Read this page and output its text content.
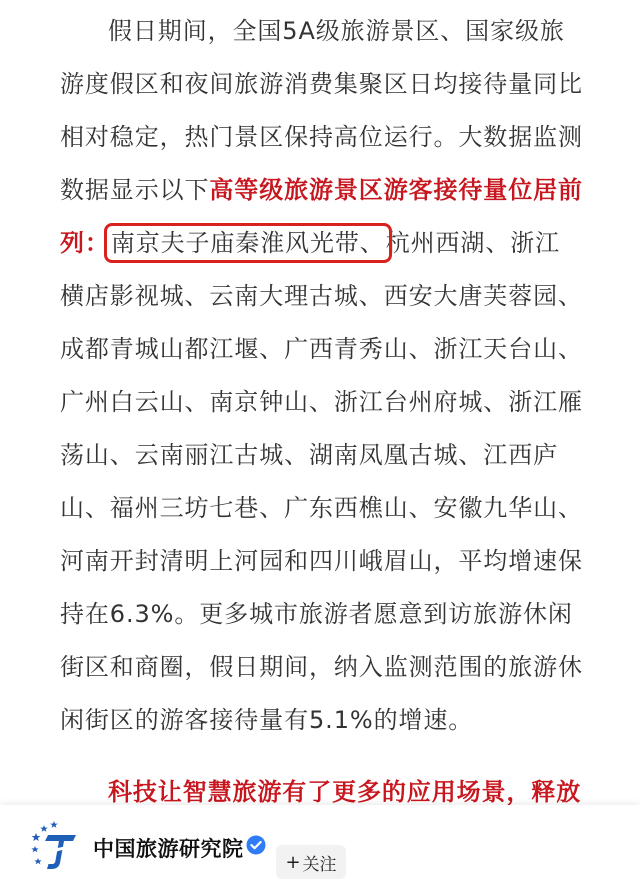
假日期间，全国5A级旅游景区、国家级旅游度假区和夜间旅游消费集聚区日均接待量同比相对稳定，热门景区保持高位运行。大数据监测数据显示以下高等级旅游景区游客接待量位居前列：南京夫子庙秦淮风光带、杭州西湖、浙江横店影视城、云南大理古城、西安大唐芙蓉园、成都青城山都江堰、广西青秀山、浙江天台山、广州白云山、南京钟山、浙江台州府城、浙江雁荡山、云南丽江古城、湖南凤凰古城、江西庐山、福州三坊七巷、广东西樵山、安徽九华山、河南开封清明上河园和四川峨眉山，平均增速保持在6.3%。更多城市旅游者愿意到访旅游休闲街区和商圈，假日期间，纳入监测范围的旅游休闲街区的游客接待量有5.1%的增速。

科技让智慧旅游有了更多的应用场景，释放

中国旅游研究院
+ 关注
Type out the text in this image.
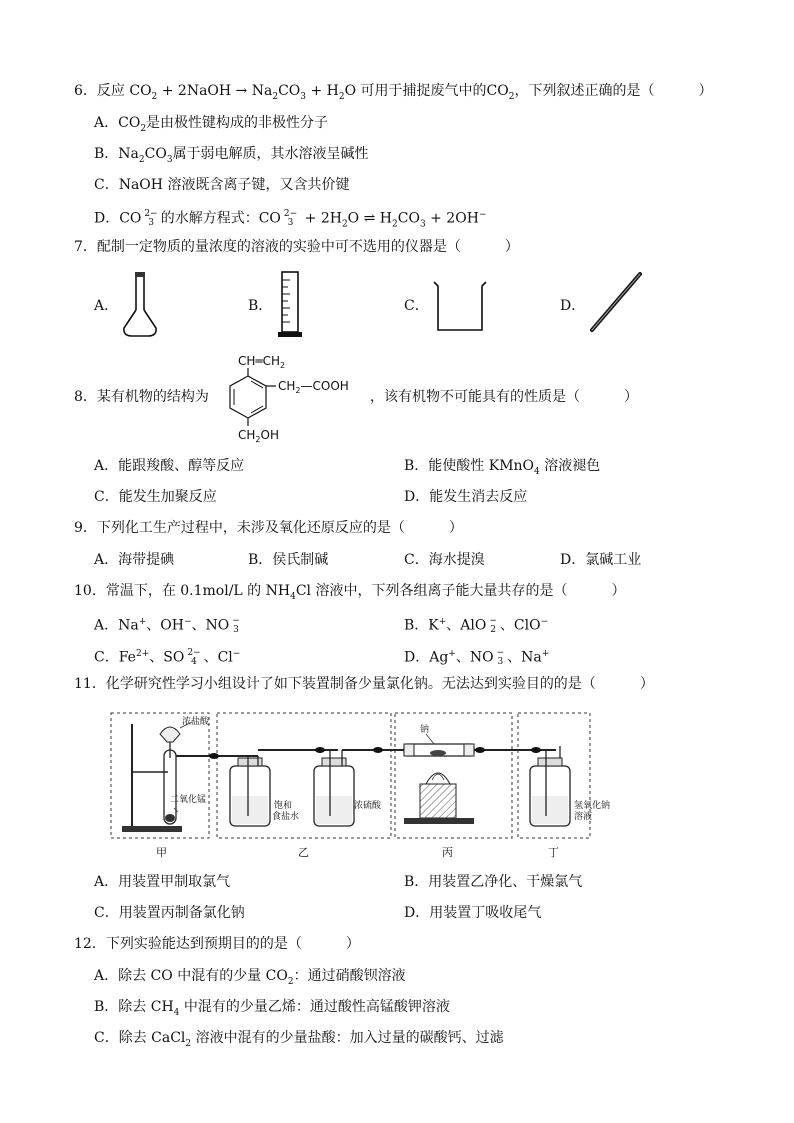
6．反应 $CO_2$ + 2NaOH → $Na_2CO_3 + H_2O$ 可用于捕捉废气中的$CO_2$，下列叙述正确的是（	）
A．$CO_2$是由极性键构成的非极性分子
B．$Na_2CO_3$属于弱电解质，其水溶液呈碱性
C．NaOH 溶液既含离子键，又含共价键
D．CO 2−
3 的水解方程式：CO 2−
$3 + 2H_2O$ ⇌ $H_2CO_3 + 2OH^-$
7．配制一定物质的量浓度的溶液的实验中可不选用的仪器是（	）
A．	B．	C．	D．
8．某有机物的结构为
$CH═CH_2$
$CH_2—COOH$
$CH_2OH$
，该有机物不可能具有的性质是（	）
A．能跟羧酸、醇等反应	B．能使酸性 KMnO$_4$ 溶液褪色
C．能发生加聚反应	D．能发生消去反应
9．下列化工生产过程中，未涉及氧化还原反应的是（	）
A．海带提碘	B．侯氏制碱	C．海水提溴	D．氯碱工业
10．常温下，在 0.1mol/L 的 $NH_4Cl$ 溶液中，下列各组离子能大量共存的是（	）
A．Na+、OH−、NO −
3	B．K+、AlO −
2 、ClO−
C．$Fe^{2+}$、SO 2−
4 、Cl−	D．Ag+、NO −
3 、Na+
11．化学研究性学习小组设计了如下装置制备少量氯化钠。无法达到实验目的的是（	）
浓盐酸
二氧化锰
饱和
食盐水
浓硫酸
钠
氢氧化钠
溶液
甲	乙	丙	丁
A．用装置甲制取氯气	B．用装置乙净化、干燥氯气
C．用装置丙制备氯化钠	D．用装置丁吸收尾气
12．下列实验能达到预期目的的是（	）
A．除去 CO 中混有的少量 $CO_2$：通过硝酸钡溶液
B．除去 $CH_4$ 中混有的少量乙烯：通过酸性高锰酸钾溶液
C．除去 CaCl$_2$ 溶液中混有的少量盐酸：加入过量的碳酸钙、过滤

Task objective
Output, exactly, all the records above; include no pictures.

Complete response
Read this page and output its text content.
假日期间，全国5A级旅游景区、国家级旅游度假区和夜间旅游消费集聚区日均接待量同比相对稳定，热门景区保持高位运行。大数据监测数据显示以下高等级旅游景区游客接待量位居前列：南京夫子庙秦淮风光带、杭州西湖、浙江横店影视城、云南大理古城、西安大唐芙蓉园、成都青城山都江堰、广西青秀山、浙江天台山、广州白云山、南京钟山、浙江台州府城、浙江雁荡山、云南丽江古城、湖南凤凰古城、江西庐山、福州三坊七巷、广东西樵山、安徽九华山、河南开封清明上河园和四川峨眉山，平均增速保持在6.3%。更多城市旅游者愿意到访旅游休闲街区和商圈，假日期间，纳入监测范围的旅游休闲街区的游客接待量有5.1%的增速。

科技让智慧旅游有了更多的应用场景，释放

中国旅游研究院
+ 关注
Type out the text in this image.
6．反应 $CO_2$ + 2NaOH → $Na_2CO_3 + H_2O$ 可用于捕捉废气中的$CO_2$，下列叙述正确的是（	）
A．$CO_2$是由极性键构成的非极性分子
B．$Na_2CO_3$属于弱电解质，其水溶液呈碱性
C．NaOH 溶液既含离子键，又含共价键
D．CO 2−
3 的水解方程式：CO 2−
$3 + 2H_2O$ ⇌ $H_2CO_3 + 2OH^-$
7．配制一定物质的量浓度的溶液的实验中可不选用的仪器是（	）
A．	B．	C．	D．
8．某有机物的结构为
$CH═CH_2$
$CH_2—COOH$
$CH_2OH$
，该有机物不可能具有的性质是（	）
A．能跟羧酸、醇等反应	B．能使酸性 KMnO$_4$ 溶液褪色
C．能发生加聚反应	D．能发生消去反应
9．下列化工生产过程中，未涉及氧化还原反应的是（	）
A．海带提碘	B．侯氏制碱	C．海水提溴	D．氯碱工业
10．常温下，在 0.1mol/L 的 $NH_4Cl$ 溶液中，下列各组离子能大量共存的是（	）
A．Na+、OH−、NO −
3	B．K+、AlO −
2 、ClO−
C．$Fe^{2+}$、SO 2−
4 、Cl−	D．Ag+、NO −
3 、Na+
11．化学研究性学习小组设计了如下装置制备少量氯化钠。无法达到实验目的的是（	）
浓盐酸
二氧化锰
饱和
食盐水
浓硫酸
钠
氢氧化钠
溶液
甲	乙	丙	丁
A．用装置甲制取氯气	B．用装置乙净化、干燥氯气
C．用装置丙制备氯化钠	D．用装置丁吸收尾气
12．下列实验能达到预期目的的是（	）
A．除去 CO 中混有的少量 $CO_2$：通过硝酸钡溶液
B．除去 $CH_4$ 中混有的少量乙烯：通过酸性高锰酸钾溶液
C．除去 CaCl$_2$ 溶液中混有的少量盐酸：加入过量的碳酸钙、过滤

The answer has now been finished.